> **Description of the task**:
Pictures stay out of the copy; restate everything else in the material exactly.

> **Material provided**:
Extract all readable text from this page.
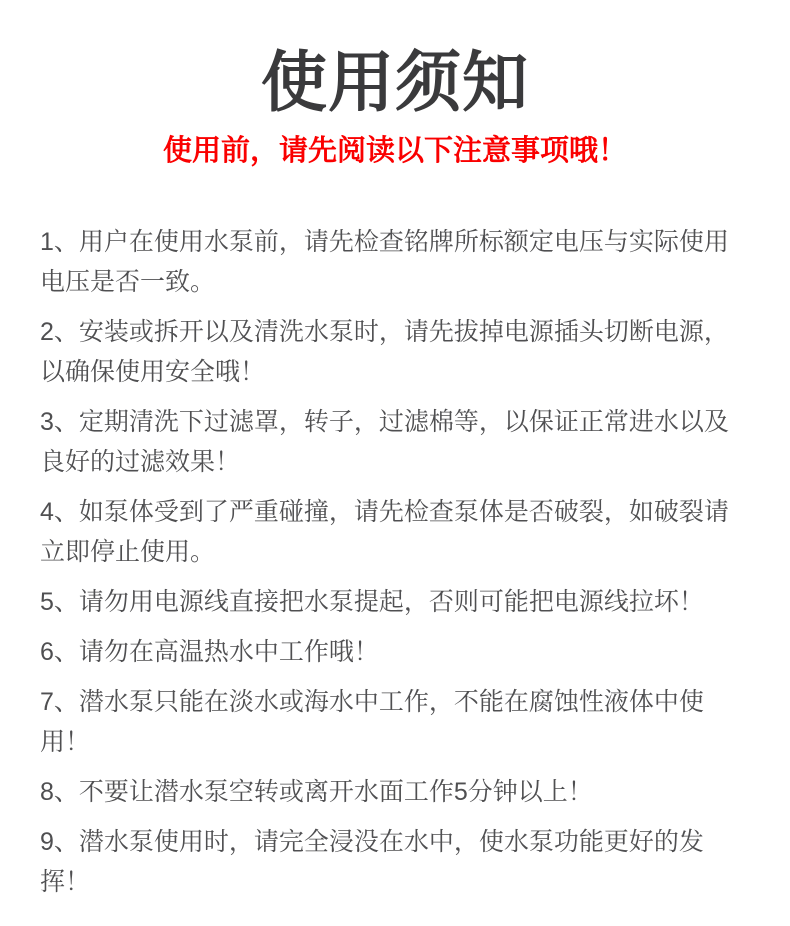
使用须知
使用前，请先阅读以下注意事项哦！

1、用户在使用水泵前，请先检查铭牌所标额定电压与实际使用电压是否一致。

2、安装或拆开以及清洗水泵时，请先拔掉电源插头切断电源，以确保使用安全哦！

3、定期清洗下过滤罩，转子，过滤棉等，以保证正常进水以及良好的过滤效果！

4、如泵体受到了严重碰撞，请先检查泵体是否破裂，如破裂请立即停止使用。

5、请勿用电源线直接把水泵提起，否则可能把电源线拉坏！

6、请勿在高温热水中工作哦！

7、潜水泵只能在淡水或海水中工作，不能在腐蚀性液体中使用！

8、不要让潜水泵空转或离开水面工作5分钟以上！

9、潜水泵使用时，请完全浸没在水中，使水泵功能更好的发挥！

> **Answer to the task**:
Extract all readable text from this page.
使用须知
使用前，请先阅读以下注意事项哦！

1、用户在使用水泵前，请先检查铭牌所标额定电压与实际使用电压是否一致。

2、安装或拆开以及清洗水泵时，请先拔掉电源插头切断电源，以确保使用安全哦！

3、定期清洗下过滤罩，转子，过滤棉等，以保证正常进水以及良好的过滤效果！

4、如泵体受到了严重碰撞，请先检查泵体是否破裂，如破裂请立即停止使用。

5、请勿用电源线直接把水泵提起，否则可能把电源线拉坏！

6、请勿在高温热水中工作哦！

7、潜水泵只能在淡水或海水中工作，不能在腐蚀性液体中使用！

8、不要让潜水泵空转或离开水面工作5分钟以上！

9、潜水泵使用时，请完全浸没在水中，使水泵功能更好的发挥！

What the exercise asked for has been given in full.